**What you should do:**
Copy every line of the records below word for word, with no changes.

**Extracted information:**
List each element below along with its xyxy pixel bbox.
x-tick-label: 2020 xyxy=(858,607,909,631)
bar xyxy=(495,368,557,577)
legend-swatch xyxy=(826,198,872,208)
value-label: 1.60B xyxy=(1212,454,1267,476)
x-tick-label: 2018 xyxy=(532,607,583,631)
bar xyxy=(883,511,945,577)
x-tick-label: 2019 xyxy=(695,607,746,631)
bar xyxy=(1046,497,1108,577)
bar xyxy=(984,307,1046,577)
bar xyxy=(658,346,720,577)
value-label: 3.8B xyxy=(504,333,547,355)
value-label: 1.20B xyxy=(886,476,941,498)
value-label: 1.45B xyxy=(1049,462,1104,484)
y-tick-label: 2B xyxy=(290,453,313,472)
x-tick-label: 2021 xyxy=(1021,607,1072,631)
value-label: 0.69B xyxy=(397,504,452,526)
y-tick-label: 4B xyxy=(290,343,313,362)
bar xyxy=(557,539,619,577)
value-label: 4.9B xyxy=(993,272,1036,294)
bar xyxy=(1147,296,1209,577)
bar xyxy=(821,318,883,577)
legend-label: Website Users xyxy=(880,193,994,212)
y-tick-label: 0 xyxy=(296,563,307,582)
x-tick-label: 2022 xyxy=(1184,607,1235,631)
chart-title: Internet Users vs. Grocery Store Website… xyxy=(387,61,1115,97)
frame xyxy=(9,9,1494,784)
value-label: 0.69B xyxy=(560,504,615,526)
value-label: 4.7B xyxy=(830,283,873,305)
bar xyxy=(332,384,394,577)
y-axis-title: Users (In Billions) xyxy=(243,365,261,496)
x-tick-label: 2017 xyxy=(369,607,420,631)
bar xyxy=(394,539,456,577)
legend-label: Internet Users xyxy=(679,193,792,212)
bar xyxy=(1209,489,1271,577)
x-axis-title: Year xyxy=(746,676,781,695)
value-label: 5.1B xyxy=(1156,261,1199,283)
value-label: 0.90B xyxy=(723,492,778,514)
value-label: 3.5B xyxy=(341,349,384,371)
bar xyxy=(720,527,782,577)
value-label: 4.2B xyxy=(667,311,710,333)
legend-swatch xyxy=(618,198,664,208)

**Response to the task:**
List each element below along with its xyxy pixel bbox.
x-tick-label: 2020 xyxy=(858,607,909,631)
bar xyxy=(495,368,557,577)
legend-swatch xyxy=(826,198,872,208)
value-label: 1.60B xyxy=(1212,454,1267,476)
x-tick-label: 2018 xyxy=(532,607,583,631)
bar xyxy=(883,511,945,577)
x-tick-label: 2019 xyxy=(695,607,746,631)
bar xyxy=(1046,497,1108,577)
bar xyxy=(984,307,1046,577)
bar xyxy=(658,346,720,577)
value-label: 3.8B xyxy=(504,333,547,355)
value-label: 1.20B xyxy=(886,476,941,498)
value-label: 1.45B xyxy=(1049,462,1104,484)
y-tick-label: 2B xyxy=(290,453,313,472)
x-tick-label: 2021 xyxy=(1021,607,1072,631)
value-label: 0.69B xyxy=(397,504,452,526)
y-tick-label: 4B xyxy=(290,343,313,362)
bar xyxy=(557,539,619,577)
value-label: 4.9B xyxy=(993,272,1036,294)
bar xyxy=(1147,296,1209,577)
bar xyxy=(821,318,883,577)
legend-label: Website Users xyxy=(880,193,994,212)
y-tick-label: 0 xyxy=(296,563,307,582)
x-tick-label: 2022 xyxy=(1184,607,1235,631)
chart-title: Internet Users vs. Grocery Store Website… xyxy=(387,61,1115,97)
frame xyxy=(9,9,1494,784)
value-label: 0.69B xyxy=(560,504,615,526)
value-label: 4.7B xyxy=(830,283,873,305)
bar xyxy=(332,384,394,577)
y-axis-title: Users (In Billions) xyxy=(243,365,261,496)
x-tick-label: 2017 xyxy=(369,607,420,631)
bar xyxy=(394,539,456,577)
legend-label: Internet Users xyxy=(679,193,792,212)
bar xyxy=(1209,489,1271,577)
x-axis-title: Year xyxy=(746,676,781,695)
value-label: 5.1B xyxy=(1156,261,1199,283)
value-label: 0.90B xyxy=(723,492,778,514)
value-label: 3.5B xyxy=(341,349,384,371)
bar xyxy=(720,527,782,577)
value-label: 4.2B xyxy=(667,311,710,333)
legend-swatch xyxy=(618,198,664,208)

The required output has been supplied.